▶ Exercise details
Look through the lines and report how many include the word "name", giving nothing but the number.

▶ Data entries
============================================================

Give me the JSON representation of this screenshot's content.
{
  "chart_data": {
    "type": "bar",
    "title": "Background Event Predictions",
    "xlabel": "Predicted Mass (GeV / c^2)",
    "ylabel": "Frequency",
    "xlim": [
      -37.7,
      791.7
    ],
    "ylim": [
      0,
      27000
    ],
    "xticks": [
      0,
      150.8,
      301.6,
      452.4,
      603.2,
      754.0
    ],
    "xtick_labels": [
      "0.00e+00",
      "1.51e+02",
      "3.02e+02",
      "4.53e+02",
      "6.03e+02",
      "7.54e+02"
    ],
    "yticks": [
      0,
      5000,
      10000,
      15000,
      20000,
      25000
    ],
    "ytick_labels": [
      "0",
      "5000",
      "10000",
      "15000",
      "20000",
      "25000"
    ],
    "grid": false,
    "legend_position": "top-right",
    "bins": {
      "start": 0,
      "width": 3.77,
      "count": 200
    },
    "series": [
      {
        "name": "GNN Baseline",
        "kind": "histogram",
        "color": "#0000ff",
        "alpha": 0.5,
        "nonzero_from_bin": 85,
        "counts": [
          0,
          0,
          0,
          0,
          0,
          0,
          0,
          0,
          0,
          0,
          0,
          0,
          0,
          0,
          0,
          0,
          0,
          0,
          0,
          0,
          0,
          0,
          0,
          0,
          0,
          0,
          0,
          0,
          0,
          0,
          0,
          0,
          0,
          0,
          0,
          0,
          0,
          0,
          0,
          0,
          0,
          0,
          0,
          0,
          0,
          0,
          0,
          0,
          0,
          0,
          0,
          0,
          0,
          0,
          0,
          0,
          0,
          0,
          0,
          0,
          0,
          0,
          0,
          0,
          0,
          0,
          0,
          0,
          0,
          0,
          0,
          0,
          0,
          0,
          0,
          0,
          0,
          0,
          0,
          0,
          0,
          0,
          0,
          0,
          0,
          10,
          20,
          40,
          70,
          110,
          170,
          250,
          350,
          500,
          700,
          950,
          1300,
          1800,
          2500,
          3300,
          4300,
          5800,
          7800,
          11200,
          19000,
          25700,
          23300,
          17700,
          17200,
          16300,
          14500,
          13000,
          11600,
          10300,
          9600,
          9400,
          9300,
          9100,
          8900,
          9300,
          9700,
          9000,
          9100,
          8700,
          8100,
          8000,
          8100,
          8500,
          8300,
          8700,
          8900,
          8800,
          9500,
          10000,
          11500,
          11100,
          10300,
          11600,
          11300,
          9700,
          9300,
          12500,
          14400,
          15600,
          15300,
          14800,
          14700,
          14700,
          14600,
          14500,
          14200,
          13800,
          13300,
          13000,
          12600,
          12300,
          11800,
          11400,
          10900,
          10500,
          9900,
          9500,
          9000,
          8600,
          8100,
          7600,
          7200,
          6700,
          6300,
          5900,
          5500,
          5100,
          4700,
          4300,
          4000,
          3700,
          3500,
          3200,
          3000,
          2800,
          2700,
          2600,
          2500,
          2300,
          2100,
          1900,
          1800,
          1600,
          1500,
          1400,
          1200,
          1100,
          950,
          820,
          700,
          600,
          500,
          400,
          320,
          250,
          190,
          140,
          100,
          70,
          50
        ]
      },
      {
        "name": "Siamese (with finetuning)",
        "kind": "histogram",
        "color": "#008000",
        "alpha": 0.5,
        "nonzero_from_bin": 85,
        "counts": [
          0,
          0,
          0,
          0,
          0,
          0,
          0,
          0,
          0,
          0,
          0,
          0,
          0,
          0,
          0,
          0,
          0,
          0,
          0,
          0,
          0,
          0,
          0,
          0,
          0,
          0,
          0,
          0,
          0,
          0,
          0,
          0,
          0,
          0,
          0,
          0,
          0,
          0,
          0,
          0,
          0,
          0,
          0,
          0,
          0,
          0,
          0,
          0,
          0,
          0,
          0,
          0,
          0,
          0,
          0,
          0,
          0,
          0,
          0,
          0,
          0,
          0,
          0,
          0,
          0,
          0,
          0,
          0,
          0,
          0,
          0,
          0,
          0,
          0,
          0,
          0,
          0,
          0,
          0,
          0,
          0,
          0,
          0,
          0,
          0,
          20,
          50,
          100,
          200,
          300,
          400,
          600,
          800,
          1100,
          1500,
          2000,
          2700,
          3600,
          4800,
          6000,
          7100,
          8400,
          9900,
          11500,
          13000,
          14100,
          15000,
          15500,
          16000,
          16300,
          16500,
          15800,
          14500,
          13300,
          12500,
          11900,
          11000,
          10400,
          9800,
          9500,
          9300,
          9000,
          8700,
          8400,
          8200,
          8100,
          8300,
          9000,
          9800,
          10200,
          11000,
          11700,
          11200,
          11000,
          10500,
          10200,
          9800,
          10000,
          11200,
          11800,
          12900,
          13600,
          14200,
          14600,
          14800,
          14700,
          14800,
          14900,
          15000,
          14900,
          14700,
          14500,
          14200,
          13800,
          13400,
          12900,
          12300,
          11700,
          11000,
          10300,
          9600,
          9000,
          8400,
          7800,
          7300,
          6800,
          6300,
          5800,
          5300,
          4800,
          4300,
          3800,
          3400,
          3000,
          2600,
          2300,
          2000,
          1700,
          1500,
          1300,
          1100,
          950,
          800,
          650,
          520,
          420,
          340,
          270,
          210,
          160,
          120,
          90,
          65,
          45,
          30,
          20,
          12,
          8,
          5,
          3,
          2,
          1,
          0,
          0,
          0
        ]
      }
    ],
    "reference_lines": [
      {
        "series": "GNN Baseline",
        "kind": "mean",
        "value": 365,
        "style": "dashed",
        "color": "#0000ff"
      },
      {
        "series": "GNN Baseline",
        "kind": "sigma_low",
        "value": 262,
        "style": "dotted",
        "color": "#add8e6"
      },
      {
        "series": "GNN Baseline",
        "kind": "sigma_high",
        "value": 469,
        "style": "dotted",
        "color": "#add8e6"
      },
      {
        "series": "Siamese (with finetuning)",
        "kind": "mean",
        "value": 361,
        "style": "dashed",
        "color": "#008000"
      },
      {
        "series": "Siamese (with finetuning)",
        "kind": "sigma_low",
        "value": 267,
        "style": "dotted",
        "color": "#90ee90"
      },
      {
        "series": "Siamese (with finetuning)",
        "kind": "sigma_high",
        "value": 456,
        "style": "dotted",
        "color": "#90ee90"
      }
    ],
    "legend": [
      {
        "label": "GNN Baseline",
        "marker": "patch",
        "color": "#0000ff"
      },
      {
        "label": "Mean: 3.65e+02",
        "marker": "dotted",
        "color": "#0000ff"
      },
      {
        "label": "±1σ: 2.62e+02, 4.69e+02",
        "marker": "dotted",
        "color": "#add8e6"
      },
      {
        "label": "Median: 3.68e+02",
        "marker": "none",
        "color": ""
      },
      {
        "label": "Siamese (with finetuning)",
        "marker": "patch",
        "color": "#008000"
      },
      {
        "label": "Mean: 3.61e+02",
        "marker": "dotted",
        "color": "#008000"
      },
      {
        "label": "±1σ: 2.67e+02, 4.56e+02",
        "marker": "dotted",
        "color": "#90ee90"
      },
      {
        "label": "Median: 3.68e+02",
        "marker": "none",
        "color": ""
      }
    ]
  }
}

============================================================

▶ Correct output
2